■ **Exercise**
Copy out the listing exactly.

**** Records provided

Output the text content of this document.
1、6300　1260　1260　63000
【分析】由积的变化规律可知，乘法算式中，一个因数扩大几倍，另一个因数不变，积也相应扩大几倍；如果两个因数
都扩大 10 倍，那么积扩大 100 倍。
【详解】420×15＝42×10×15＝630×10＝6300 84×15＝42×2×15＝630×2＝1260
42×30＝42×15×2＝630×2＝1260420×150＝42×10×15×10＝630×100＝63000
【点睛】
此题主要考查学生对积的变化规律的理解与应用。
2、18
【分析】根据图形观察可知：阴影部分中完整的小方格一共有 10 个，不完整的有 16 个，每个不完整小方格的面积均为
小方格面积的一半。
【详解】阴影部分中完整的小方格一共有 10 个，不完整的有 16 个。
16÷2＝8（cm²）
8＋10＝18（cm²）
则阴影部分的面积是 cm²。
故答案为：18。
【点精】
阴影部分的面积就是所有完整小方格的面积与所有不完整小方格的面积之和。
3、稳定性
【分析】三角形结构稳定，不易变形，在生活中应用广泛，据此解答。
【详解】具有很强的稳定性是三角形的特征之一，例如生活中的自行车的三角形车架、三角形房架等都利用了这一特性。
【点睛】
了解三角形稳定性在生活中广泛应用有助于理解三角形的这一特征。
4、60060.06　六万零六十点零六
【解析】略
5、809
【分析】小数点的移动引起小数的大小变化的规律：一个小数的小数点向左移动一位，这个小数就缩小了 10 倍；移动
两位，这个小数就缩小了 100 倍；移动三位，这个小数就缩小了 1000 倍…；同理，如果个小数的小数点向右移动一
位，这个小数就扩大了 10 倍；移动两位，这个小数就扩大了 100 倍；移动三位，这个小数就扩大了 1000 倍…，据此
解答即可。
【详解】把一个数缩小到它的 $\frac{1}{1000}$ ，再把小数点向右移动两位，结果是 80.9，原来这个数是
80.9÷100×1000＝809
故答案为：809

********

■ **Answer to this problem**
Output the text content of this document.
1、6300　1260　1260　63000
【分析】由积的变化规律可知，乘法算式中，一个因数扩大几倍，另一个因数不变，积也相应扩大几倍；如果两个因数
都扩大 10 倍，那么积扩大 100 倍。
【详解】420×15＝42×10×15＝630×10＝6300 84×15＝42×2×15＝630×2＝1260
42×30＝42×15×2＝630×2＝1260420×150＝42×10×15×10＝630×100＝63000
【点睛】
此题主要考查学生对积的变化规律的理解与应用。
2、18
【分析】根据图形观察可知：阴影部分中完整的小方格一共有 10 个，不完整的有 16 个，每个不完整小方格的面积均为
小方格面积的一半。
【详解】阴影部分中完整的小方格一共有 10 个，不完整的有 16 个。
16÷2＝8（cm²）
8＋10＝18（cm²）
则阴影部分的面积是 cm²。
故答案为：18。
【点精】
阴影部分的面积就是所有完整小方格的面积与所有不完整小方格的面积之和。
3、稳定性
【分析】三角形结构稳定，不易变形，在生活中应用广泛，据此解答。
【详解】具有很强的稳定性是三角形的特征之一，例如生活中的自行车的三角形车架、三角形房架等都利用了这一特性。
【点睛】
了解三角形稳定性在生活中广泛应用有助于理解三角形的这一特征。
4、60060.06　六万零六十点零六
【解析】略
5、809
【分析】小数点的移动引起小数的大小变化的规律：一个小数的小数点向左移动一位，这个小数就缩小了 10 倍；移动
两位，这个小数就缩小了 100 倍；移动三位，这个小数就缩小了 1000 倍…；同理，如果个小数的小数点向右移动一
位，这个小数就扩大了 10 倍；移动两位，这个小数就扩大了 100 倍；移动三位，这个小数就扩大了 1000 倍…，据此
解答即可。
【详解】把一个数缩小到它的 $\frac{1}{1000}$ ，再把小数点向右移动两位，结果是 80.9，原来这个数是
80.9÷100×1000＝809
故答案为：809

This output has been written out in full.